:: Instructions to follow ::
Copy every entry below line for line, changing nothing.

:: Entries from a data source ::

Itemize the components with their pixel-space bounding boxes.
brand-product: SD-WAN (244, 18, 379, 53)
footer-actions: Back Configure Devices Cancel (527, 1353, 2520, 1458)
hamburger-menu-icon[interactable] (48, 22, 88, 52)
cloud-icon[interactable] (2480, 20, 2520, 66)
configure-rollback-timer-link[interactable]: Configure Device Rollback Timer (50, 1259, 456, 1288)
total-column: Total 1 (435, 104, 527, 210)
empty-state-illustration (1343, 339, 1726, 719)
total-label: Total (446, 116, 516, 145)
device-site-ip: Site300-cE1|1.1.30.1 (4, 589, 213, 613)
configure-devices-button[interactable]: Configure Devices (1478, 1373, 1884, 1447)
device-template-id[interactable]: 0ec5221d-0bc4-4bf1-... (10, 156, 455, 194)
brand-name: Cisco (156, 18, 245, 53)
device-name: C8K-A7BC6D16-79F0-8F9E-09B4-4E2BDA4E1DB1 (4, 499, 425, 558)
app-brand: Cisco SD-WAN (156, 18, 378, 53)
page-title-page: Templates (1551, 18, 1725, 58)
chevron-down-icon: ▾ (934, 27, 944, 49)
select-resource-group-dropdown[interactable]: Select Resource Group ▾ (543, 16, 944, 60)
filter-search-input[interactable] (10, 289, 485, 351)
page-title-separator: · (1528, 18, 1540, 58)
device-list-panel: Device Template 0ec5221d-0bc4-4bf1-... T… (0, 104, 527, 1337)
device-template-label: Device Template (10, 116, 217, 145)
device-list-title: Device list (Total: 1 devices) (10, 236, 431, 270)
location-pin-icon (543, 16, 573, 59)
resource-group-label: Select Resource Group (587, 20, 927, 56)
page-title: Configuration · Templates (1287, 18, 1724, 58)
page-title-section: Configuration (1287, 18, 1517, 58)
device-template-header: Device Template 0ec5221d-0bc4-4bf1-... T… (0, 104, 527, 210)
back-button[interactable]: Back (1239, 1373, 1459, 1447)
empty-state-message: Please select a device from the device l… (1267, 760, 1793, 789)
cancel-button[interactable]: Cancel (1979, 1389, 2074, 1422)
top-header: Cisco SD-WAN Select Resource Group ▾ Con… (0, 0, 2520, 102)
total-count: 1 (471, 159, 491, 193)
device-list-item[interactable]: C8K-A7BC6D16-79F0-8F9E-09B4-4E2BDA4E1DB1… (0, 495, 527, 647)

:: Answer to this exercise ::
Itemize the components with their pixel-space bounding boxes.
brand-product: SD-WAN (244, 18, 379, 53)
footer-actions: Back Configure Devices Cancel (527, 1353, 2520, 1458)
hamburger-menu-icon[interactable] (48, 22, 88, 52)
cloud-icon[interactable] (2480, 20, 2520, 66)
configure-rollback-timer-link[interactable]: Configure Device Rollback Timer (50, 1259, 456, 1288)
total-column: Total 1 (435, 104, 527, 210)
empty-state-illustration (1343, 339, 1726, 719)
total-label: Total (446, 116, 516, 145)
device-site-ip: Site300-cE1|1.1.30.1 (4, 589, 213, 613)
configure-devices-button[interactable]: Configure Devices (1478, 1373, 1884, 1447)
device-template-id[interactable]: 0ec5221d-0bc4-4bf1-... (10, 156, 455, 194)
brand-name: Cisco (156, 18, 245, 53)
device-name: C8K-A7BC6D16-79F0-8F9E-09B4-4E2BDA4E1DB1 (4, 499, 425, 558)
app-brand: Cisco SD-WAN (156, 18, 378, 53)
page-title-page: Templates (1551, 18, 1725, 58)
chevron-down-icon: ▾ (934, 27, 944, 49)
select-resource-group-dropdown[interactable]: Select Resource Group ▾ (543, 16, 944, 60)
filter-search-input[interactable] (10, 289, 485, 351)
page-title-separator: · (1528, 18, 1540, 58)
device-list-panel: Device Template 0ec5221d-0bc4-4bf1-... T… (0, 104, 527, 1337)
device-template-label: Device Template (10, 116, 217, 145)
device-list-title: Device list (Total: 1 devices) (10, 236, 431, 270)
location-pin-icon (543, 16, 573, 59)
resource-group-label: Select Resource Group (587, 20, 927, 56)
page-title: Configuration · Templates (1287, 18, 1724, 58)
page-title-section: Configuration (1287, 18, 1517, 58)
device-template-header: Device Template 0ec5221d-0bc4-4bf1-... T… (0, 104, 527, 210)
back-button[interactable]: Back (1239, 1373, 1459, 1447)
empty-state-message: Please select a device from the device l… (1267, 760, 1793, 789)
cancel-button[interactable]: Cancel (1979, 1389, 2074, 1422)
top-header: Cisco SD-WAN Select Resource Group ▾ Con… (0, 0, 2520, 102)
total-count: 1 (471, 159, 491, 193)
device-list-item[interactable]: C8K-A7BC6D16-79F0-8F9E-09B4-4E2BDA4E1DB1… (0, 495, 527, 647)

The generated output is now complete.